** START **

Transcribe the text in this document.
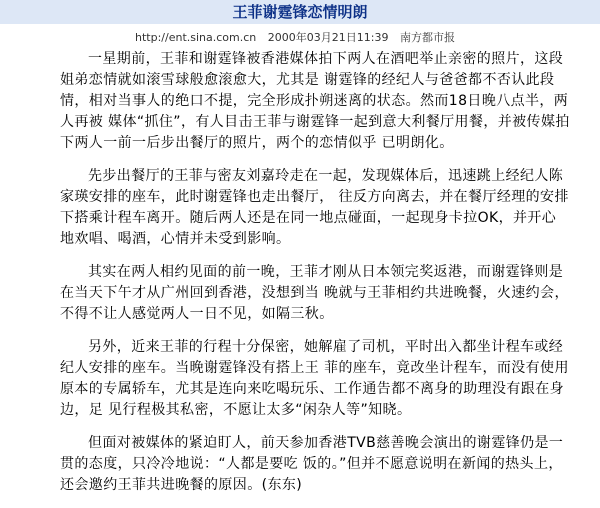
王菲谢霆锋恋情明朗
http://ent.sina.com.cn 2000年03月21日11:39 南方都市报

一星期前，王菲和谢霆锋被香港媒体拍下两人在酒吧举止亲密的照片，这段姐弟恋情就如滚雪球般愈滚愈大，尤其是 谢霆锋的经纪人与爸爸都不否认此段情，相对当事人的绝口不提，完全形成扑朔迷离的状态。然而18日晚八点半，两人再被 媒体“抓住”，有人目击王菲与谢霆锋一起到意大利餐厅用餐，并被传媒拍下两人一前一后步出餐厅的照片，两个的恋情似乎 已明朗化。

先步出餐厅的王菲与密友刘嘉玲走在一起，发现媒体后，迅速跳上经纪人陈家瑛安排的座车，此时谢霆锋也走出餐厅， 往反方向离去，并在餐厅经理的安排下搭乘计程车离开。随后两人还是在同一地点碰面，一起现身卡拉OK，并开心地欢唱、喝酒，心情并未受到影响。

其实在两人相约见面的前一晚，王菲才刚从日本领完奖返港，而谢霆锋则是在当天下午才从广州回到香港，没想到当 晚就与王菲相约共进晚餐，火速约会，不得不让人感觉两人一日不见，如隔三秋。

另外，近来王菲的行程十分保密，她解雇了司机，平时出入都坐计程车或经纪人安排的座车。当晚谢霆锋没有搭上王 菲的座车，竟改坐计程车，而没有使用原本的专属轿车，尤其是连向来吃喝玩乐、工作通告都不离身的助理没有跟在身边，足 见行程极其私密，不愿让太多“闲杂人等”知晓。

但面对被媒体的紧迫盯人，前天参加香港TVB慈善晚会演出的谢霆锋仍是一贯的态度，只冷冷地说：“人都是要吃 饭的。”但并不愿意说明在新闻的热头上，还会邀约王菲共进晚餐的原因。(东东)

** END **

STATED TASK> Write out all the entries exactly, except for the pictures.

TASK OUTPUT>
Transcribe the text in this document.
王菲谢霆锋恋情明朗
http://ent.sina.com.cn 2000年03月21日11:39 南方都市报

一星期前，王菲和谢霆锋被香港媒体拍下两人在酒吧举止亲密的照片，这段姐弟恋情就如滚雪球般愈滚愈大，尤其是 谢霆锋的经纪人与爸爸都不否认此段情，相对当事人的绝口不提，完全形成扑朔迷离的状态。然而18日晚八点半，两人再被 媒体“抓住”，有人目击王菲与谢霆锋一起到意大利餐厅用餐，并被传媒拍下两人一前一后步出餐厅的照片，两个的恋情似乎 已明朗化。

先步出餐厅的王菲与密友刘嘉玲走在一起，发现媒体后，迅速跳上经纪人陈家瑛安排的座车，此时谢霆锋也走出餐厅， 往反方向离去，并在餐厅经理的安排下搭乘计程车离开。随后两人还是在同一地点碰面，一起现身卡拉OK，并开心地欢唱、喝酒，心情并未受到影响。

其实在两人相约见面的前一晚，王菲才刚从日本领完奖返港，而谢霆锋则是在当天下午才从广州回到香港，没想到当 晚就与王菲相约共进晚餐，火速约会，不得不让人感觉两人一日不见，如隔三秋。

另外，近来王菲的行程十分保密，她解雇了司机，平时出入都坐计程车或经纪人安排的座车。当晚谢霆锋没有搭上王 菲的座车，竟改坐计程车，而没有使用原本的专属轿车，尤其是连向来吃喝玩乐、工作通告都不离身的助理没有跟在身边，足 见行程极其私密，不愿让太多“闲杂人等”知晓。

但面对被媒体的紧迫盯人，前天参加香港TVB慈善晚会演出的谢霆锋仍是一贯的态度，只冷冷地说：“人都是要吃 饭的。”但并不愿意说明在新闻的热头上，还会邀约王菲共进晚餐的原因。(东东)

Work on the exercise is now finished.